[Rows from a figure dataset]
[START]

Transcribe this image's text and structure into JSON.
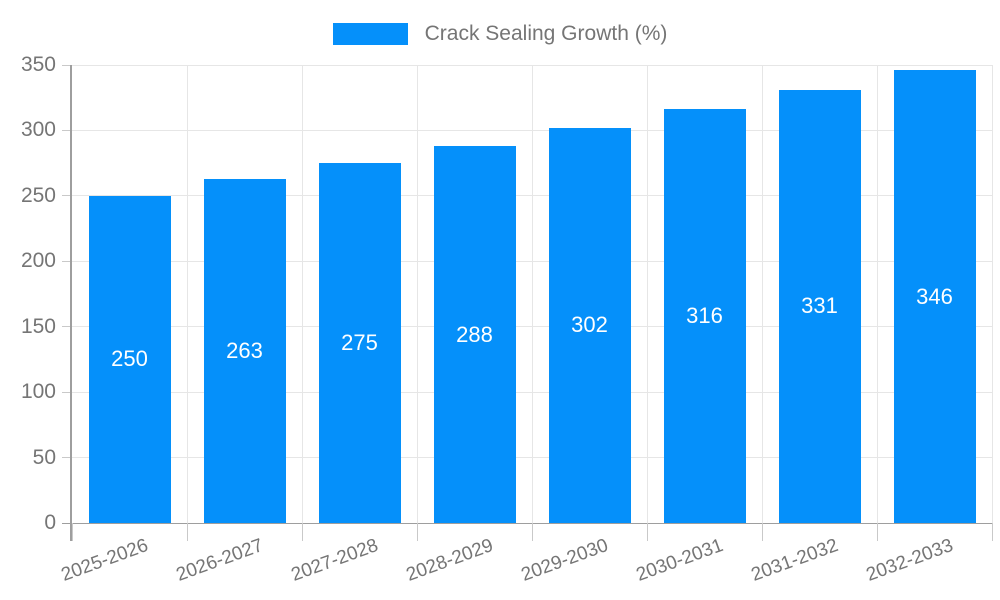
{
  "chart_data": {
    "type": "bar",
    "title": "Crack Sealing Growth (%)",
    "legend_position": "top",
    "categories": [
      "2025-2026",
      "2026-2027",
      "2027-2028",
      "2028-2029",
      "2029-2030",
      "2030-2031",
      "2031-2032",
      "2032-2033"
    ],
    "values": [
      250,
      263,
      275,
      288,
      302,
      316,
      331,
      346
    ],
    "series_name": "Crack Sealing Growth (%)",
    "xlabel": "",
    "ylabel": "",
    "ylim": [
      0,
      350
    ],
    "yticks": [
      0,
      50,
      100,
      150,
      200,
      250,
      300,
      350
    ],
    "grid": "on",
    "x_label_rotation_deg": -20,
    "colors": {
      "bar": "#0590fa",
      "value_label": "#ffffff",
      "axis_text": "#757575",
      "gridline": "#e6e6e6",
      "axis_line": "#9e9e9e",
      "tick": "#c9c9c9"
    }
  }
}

[END]

Exercise objective:
Copy every line of the listing containing the string "Growth".

Solution to the exercise:
    "title": "Crack Sealing Growth (%)",
    "series_name": "Crack Sealing Growth (%)",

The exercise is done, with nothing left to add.